• [Task] Look through the data and write out every line with the word "JSON" in it.

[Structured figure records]
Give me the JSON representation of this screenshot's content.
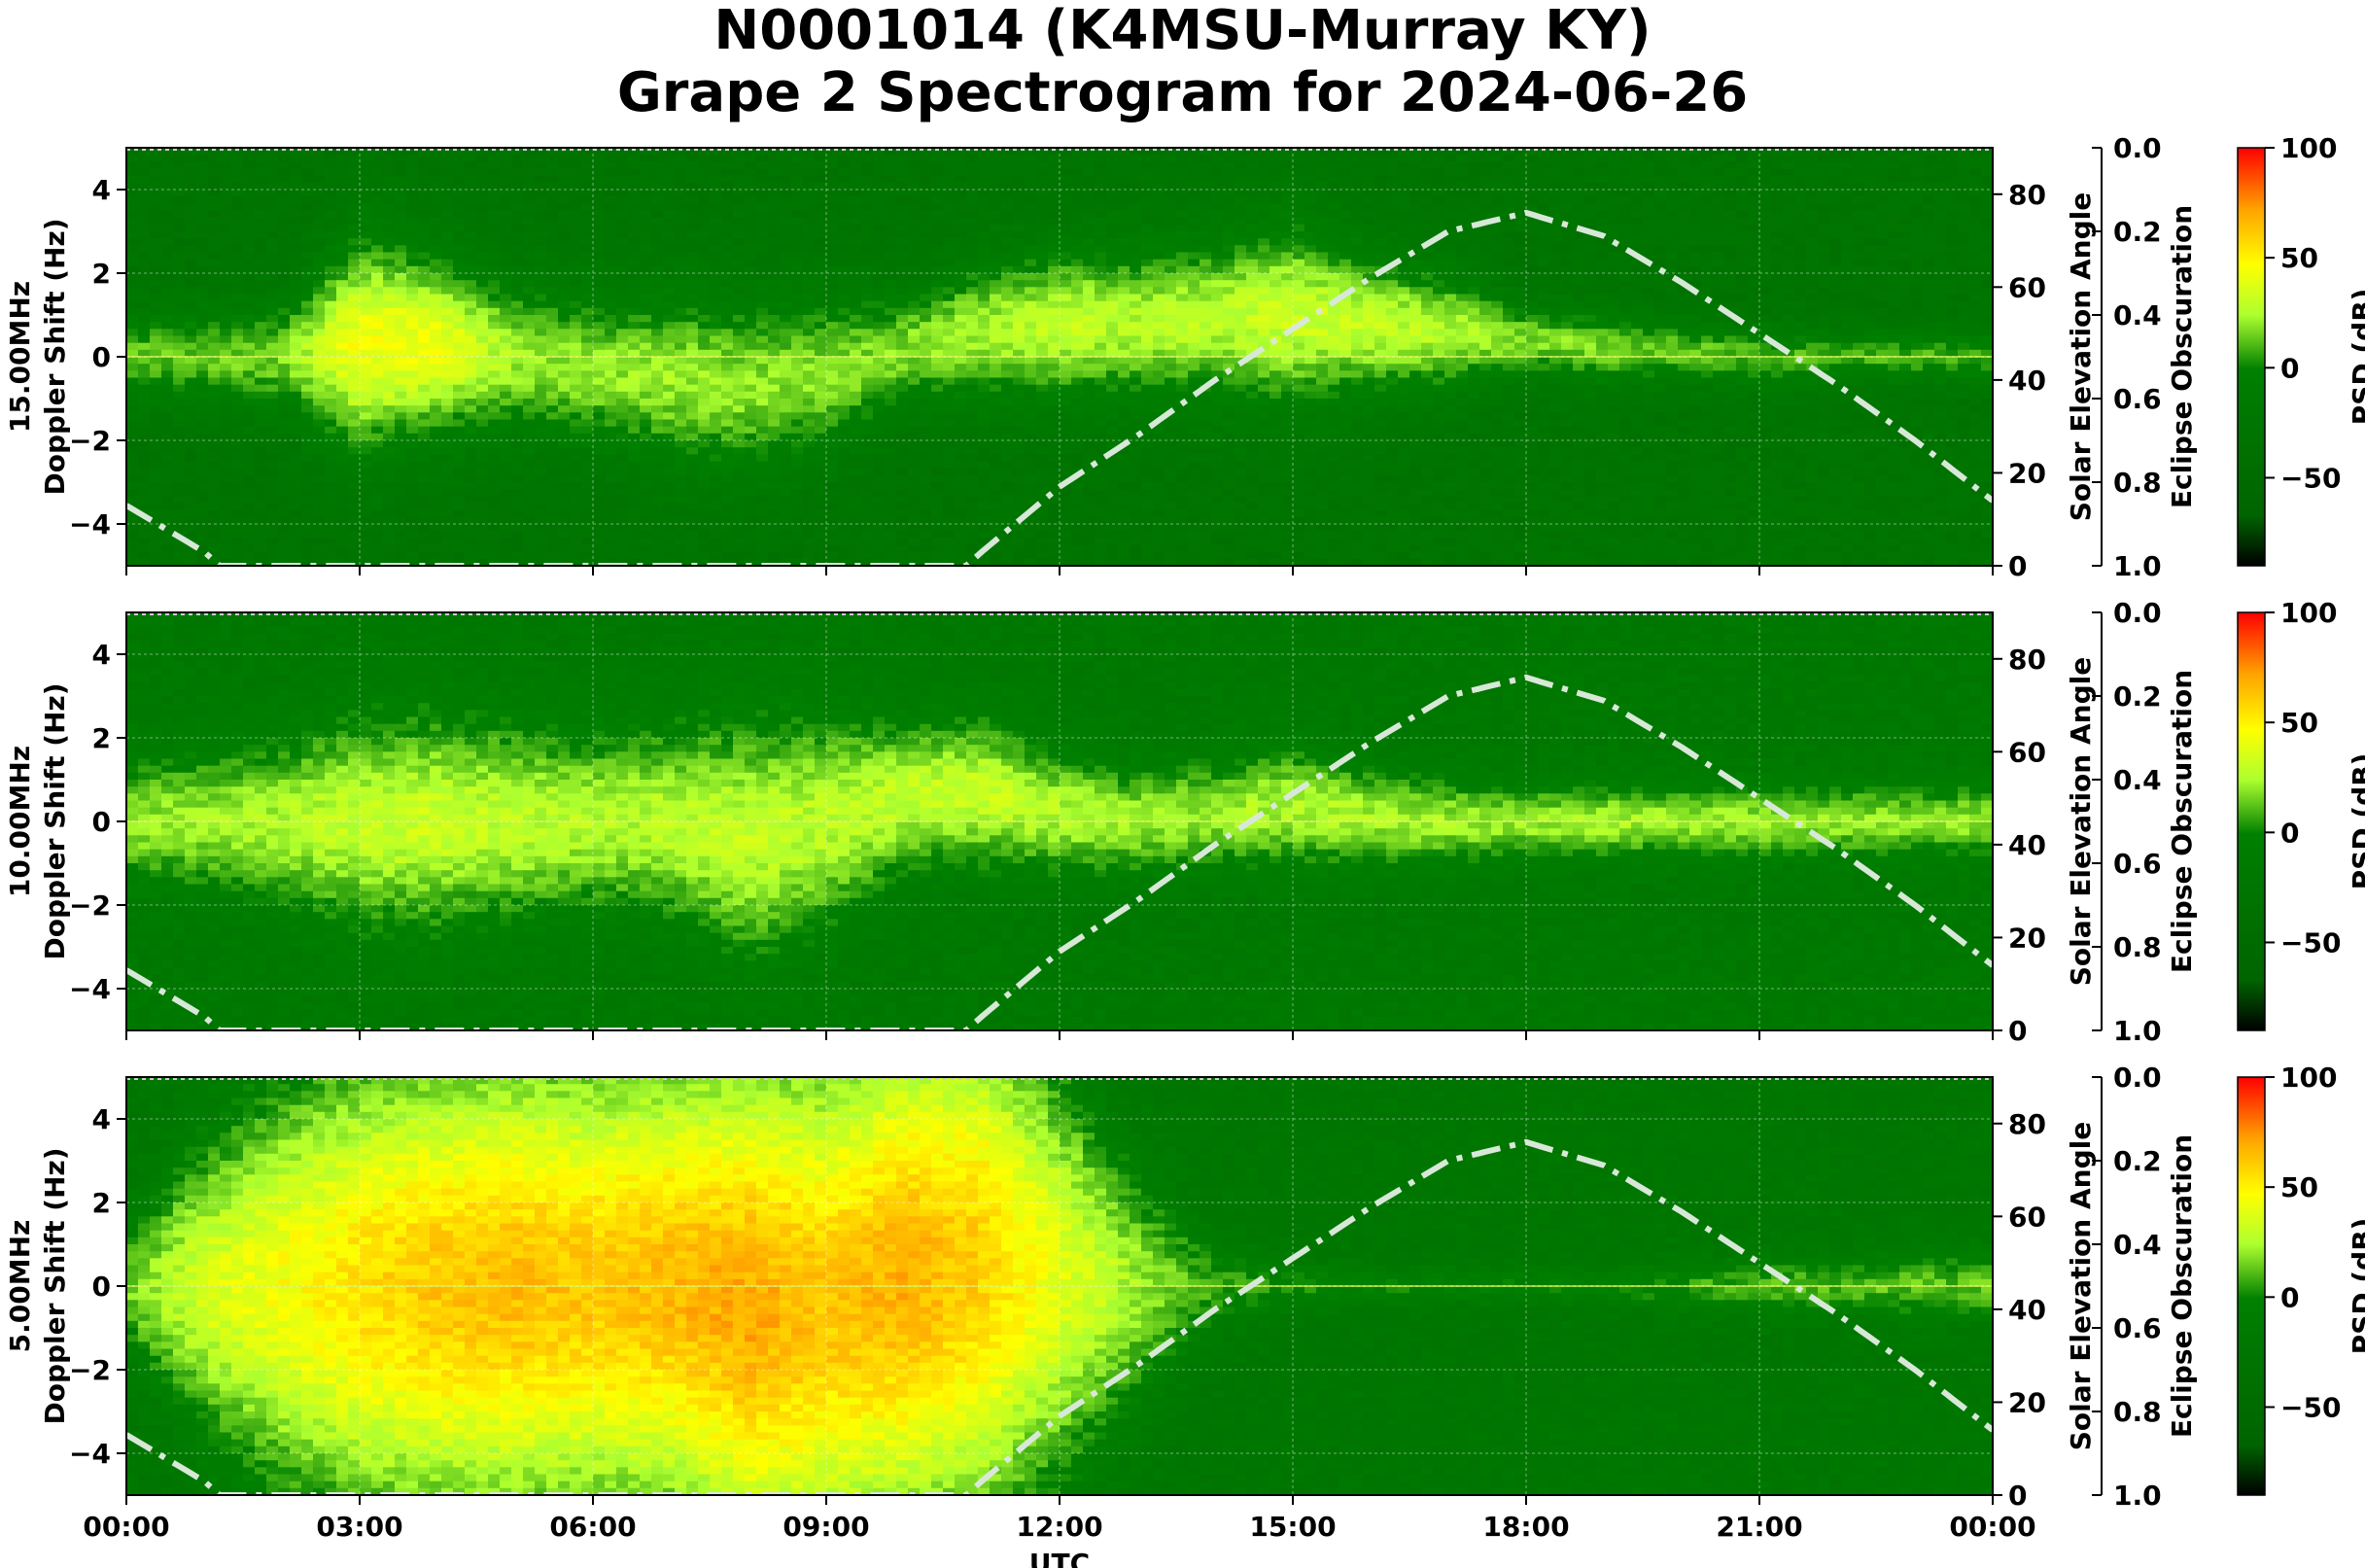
{
  "title": "N0001014 (K4MSU-Murray KY)",
  "subtitle": "Grape 2 Spectrogram for 2024-06-26",
  "chart_data": {
    "type": "heatmap",
    "xlabel": "UTC",
    "x_ticks": [
      "00:00",
      "03:00",
      "06:00",
      "09:00",
      "12:00",
      "15:00",
      "18:00",
      "21:00",
      "00:00"
    ],
    "xlim_hours": [
      0,
      24
    ],
    "right_axis": {
      "label": "Solar Elevation Angle",
      "ylim": [
        0,
        90
      ],
      "ticks": [
        0,
        20,
        40,
        60,
        80
      ]
    },
    "eclipse_axis": {
      "label": "Eclipse Obscuration",
      "ylim": [
        1.0,
        0.0
      ],
      "ticks": [
        "0.0",
        "0.2",
        "0.4",
        "0.6",
        "0.8",
        "1.0"
      ]
    },
    "colorbar": {
      "label": "PSD (dB)",
      "range": [
        -90,
        100
      ],
      "ticks": [
        100,
        50,
        0,
        -50
      ],
      "colors": [
        "#000000",
        "#006400",
        "#008000",
        "#adff2f",
        "#ffff00",
        "#ffa500",
        "#ff0000"
      ]
    },
    "grid": true,
    "solar_elevation_style": {
      "color": "#d8e8d8",
      "dash": "dash-dot"
    },
    "solar_elevation": {
      "hours": [
        0,
        1,
        1.2,
        10.8,
        11,
        12,
        13,
        14,
        15,
        16,
        17,
        18,
        19,
        20,
        21,
        22,
        23,
        24
      ],
      "degrees": [
        13,
        3,
        0,
        0,
        3,
        17,
        28,
        40,
        51,
        62,
        72,
        76,
        71,
        61,
        50,
        39,
        27,
        14
      ]
    },
    "panels": [
      {
        "ylabel": "15.00MHz\nDoppler Shift (Hz)",
        "ylim": [
          -5,
          5
        ],
        "yticks": [
          4,
          2,
          0,
          -2,
          -4
        ],
        "intensity": {
          "hours": [
            0,
            1,
            2,
            3,
            4,
            5,
            6,
            7,
            8,
            9,
            10,
            11,
            12,
            13,
            14,
            15,
            16,
            17,
            18,
            19,
            20,
            21,
            22,
            23,
            24
          ],
          "psd_db": [
            12,
            14,
            16,
            45,
            42,
            22,
            20,
            22,
            20,
            18,
            18,
            24,
            30,
            26,
            28,
            32,
            30,
            26,
            18,
            16,
            14,
            10,
            8,
            8,
            8
          ],
          "spread_hz": [
            0.7,
            0.8,
            1.0,
            1.8,
            1.5,
            1.3,
            1.3,
            1.5,
            1.5,
            1.4,
            1.0,
            1.2,
            1.3,
            1.3,
            1.4,
            1.6,
            1.2,
            1.0,
            0.6,
            0.6,
            0.5,
            0.5,
            0.4,
            0.4,
            0.4
          ],
          "center_hz": [
            0,
            0,
            0,
            0.3,
            0.3,
            0,
            -0.3,
            -0.5,
            -0.7,
            -0.4,
            0.2,
            0.6,
            0.8,
            0.8,
            0.9,
            1.0,
            0.8,
            0.6,
            0.4,
            0.2,
            0.1,
            0,
            0,
            0,
            0
          ]
        },
        "background_db": -30
      },
      {
        "ylabel": "10.00MHz\nDoppler Shift (Hz)",
        "ylim": [
          -5,
          5
        ],
        "yticks": [
          4,
          2,
          0,
          -2,
          -4
        ],
        "intensity": {
          "hours": [
            0,
            1,
            2,
            3,
            4,
            5,
            6,
            7,
            8,
            9,
            10,
            11,
            12,
            13,
            14,
            15,
            16,
            17,
            18,
            19,
            20,
            21,
            22,
            23,
            24
          ],
          "psd_db": [
            20,
            22,
            25,
            30,
            32,
            28,
            26,
            28,
            30,
            28,
            30,
            32,
            26,
            22,
            22,
            26,
            24,
            22,
            22,
            24,
            22,
            22,
            20,
            20,
            20
          ],
          "spread_hz": [
            1.0,
            1.2,
            1.4,
            1.8,
            1.8,
            1.6,
            1.5,
            1.6,
            2.0,
            1.8,
            1.2,
            1.2,
            1.0,
            0.9,
            0.9,
            1.0,
            0.8,
            0.7,
            0.6,
            0.6,
            0.6,
            0.6,
            0.6,
            0.6,
            0.6
          ],
          "center_hz": [
            0,
            0,
            0,
            0,
            0,
            0,
            0,
            0,
            -0.4,
            0,
            0.6,
            0.7,
            0.2,
            0,
            0.2,
            0.4,
            0.1,
            0,
            0,
            0,
            0,
            0,
            0,
            0,
            0
          ]
        },
        "background_db": -20
      },
      {
        "ylabel": "5.00MHz\nDoppler Shift (Hz)",
        "ylim": [
          -5,
          5
        ],
        "yticks": [
          4,
          2,
          0,
          -2,
          -4
        ],
        "intensity": {
          "hours": [
            0,
            1,
            2,
            3,
            4,
            5,
            6,
            7,
            8,
            9,
            10,
            11,
            12,
            13,
            14,
            15,
            16,
            17,
            18,
            19,
            20,
            21,
            22,
            23,
            24
          ],
          "psd_db": [
            15,
            35,
            45,
            55,
            62,
            65,
            62,
            66,
            70,
            62,
            68,
            60,
            40,
            22,
            5,
            0,
            0,
            -5,
            -5,
            0,
            5,
            10,
            10,
            12,
            12
          ],
          "spread_hz": [
            1.2,
            2.5,
            3.5,
            4.0,
            4.0,
            4.0,
            4.0,
            4.0,
            4.5,
            4.5,
            4.5,
            4.5,
            3.5,
            2.0,
            0.8,
            0.4,
            0.3,
            0.3,
            0.3,
            0.3,
            0.4,
            0.5,
            0.5,
            0.6,
            0.6
          ],
          "center_hz": [
            0,
            0,
            0,
            0,
            0,
            0,
            0,
            0,
            -0.5,
            -0.5,
            0.2,
            0.5,
            0.3,
            0,
            0,
            0,
            0,
            0,
            0,
            0,
            0,
            0,
            0,
            0,
            0
          ]
        },
        "background_db": -25
      }
    ]
  }
}
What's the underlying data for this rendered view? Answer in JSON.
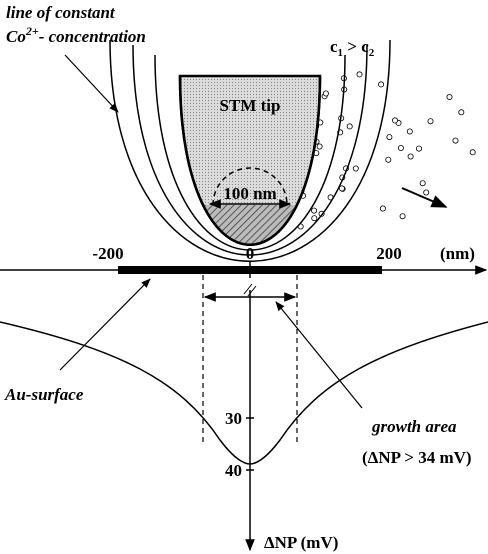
{
  "concentration_label": {
    "line1": "line of constant",
    "species": "Co",
    "charge": "2+",
    "line2": "- concentration"
  },
  "tip": "STM tip",
  "tip_size": "100 nm",
  "gradient": {
    "c1": "c",
    "sub1": "1",
    "op": " > c",
    "sub2": "2"
  },
  "x_axis": {
    "ticks": [
      "-200",
      "0",
      "200"
    ],
    "unit": "(nm)"
  },
  "y_axis": {
    "ticks": [
      "30",
      "40"
    ],
    "label": "ΔNP (mV)"
  },
  "surface": "Au-surface",
  "growth": {
    "title": "growth area",
    "condition": "(ΔNP > 34 mV)"
  }
}
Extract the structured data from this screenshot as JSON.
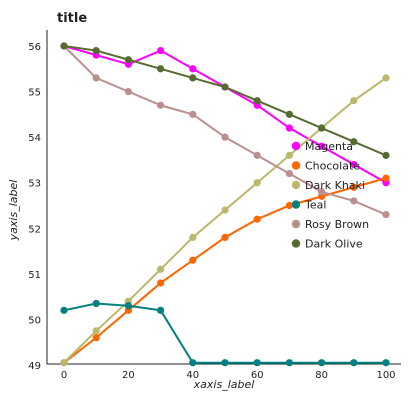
{
  "chart_data": {
    "type": "line",
    "title": "title",
    "xlabel": "xaxis_label",
    "ylabel": "yaxis_label",
    "xlim": [
      0,
      100
    ],
    "ylim": [
      49,
      56
    ],
    "x_ticks": [
      0,
      20,
      40,
      60,
      80,
      100
    ],
    "y_ticks": [
      49,
      50,
      51,
      52,
      53,
      54,
      55,
      56
    ],
    "grid": false,
    "legend_position": "right",
    "series": [
      {
        "name": "Magenta",
        "color": "#ff00ff",
        "points": [
          [
            0,
            56
          ],
          [
            10,
            55.8
          ],
          [
            20,
            55.6
          ],
          [
            30,
            55.9
          ],
          [
            40,
            55.5
          ],
          [
            50,
            55.1
          ],
          [
            60,
            54.7
          ],
          [
            70,
            54.2
          ],
          [
            80,
            53.8
          ],
          [
            90,
            53.4
          ],
          [
            100,
            53.0
          ]
        ]
      },
      {
        "name": "Chocolate",
        "color": "#ff6600",
        "points": [
          [
            0,
            49.05
          ],
          [
            10,
            49.6
          ],
          [
            20,
            50.2
          ],
          [
            30,
            50.8
          ],
          [
            40,
            51.3
          ],
          [
            50,
            51.8
          ],
          [
            60,
            52.2
          ],
          [
            70,
            52.5
          ],
          [
            80,
            52.7
          ],
          [
            90,
            52.9
          ],
          [
            100,
            53.1
          ]
        ]
      },
      {
        "name": "Dark Khaki",
        "color": "#bdb76b",
        "points": [
          [
            0,
            49.05
          ],
          [
            10,
            49.75
          ],
          [
            20,
            50.4
          ],
          [
            30,
            51.1
          ],
          [
            40,
            51.8
          ],
          [
            50,
            52.4
          ],
          [
            60,
            53.0
          ],
          [
            70,
            53.6
          ],
          [
            80,
            54.2
          ],
          [
            90,
            54.8
          ],
          [
            100,
            55.3
          ]
        ]
      },
      {
        "name": "Teal",
        "color": "#008080",
        "points": [
          [
            0,
            50.2
          ],
          [
            10,
            50.35
          ],
          [
            20,
            50.3
          ],
          [
            30,
            50.2
          ],
          [
            40,
            49.05
          ],
          [
            50,
            49.05
          ],
          [
            60,
            49.05
          ],
          [
            70,
            49.05
          ],
          [
            80,
            49.05
          ],
          [
            90,
            49.05
          ],
          [
            100,
            49.05
          ]
        ]
      },
      {
        "name": "Rosy Brown",
        "color": "#bc8f8f",
        "points": [
          [
            0,
            56
          ],
          [
            10,
            55.3
          ],
          [
            20,
            55.0
          ],
          [
            30,
            54.7
          ],
          [
            40,
            54.5
          ],
          [
            50,
            54.0
          ],
          [
            60,
            53.6
          ],
          [
            70,
            53.2
          ],
          [
            80,
            52.8
          ],
          [
            90,
            52.6
          ],
          [
            100,
            52.3
          ]
        ]
      },
      {
        "name": "Dark Olive",
        "color": "#556b2f",
        "points": [
          [
            0,
            56
          ],
          [
            10,
            55.9
          ],
          [
            20,
            55.7
          ],
          [
            30,
            55.5
          ],
          [
            40,
            55.3
          ],
          [
            50,
            55.1
          ],
          [
            60,
            54.8
          ],
          [
            70,
            54.5
          ],
          [
            80,
            54.2
          ],
          [
            90,
            53.9
          ],
          [
            100,
            53.6
          ]
        ]
      }
    ]
  }
}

• [Result of the exercise]
Give me the JSON representation of this screenshot's content.
What's the underlying data for this rendered view? Answer in JSON.
Extract the structured data from this screenshot as JSON.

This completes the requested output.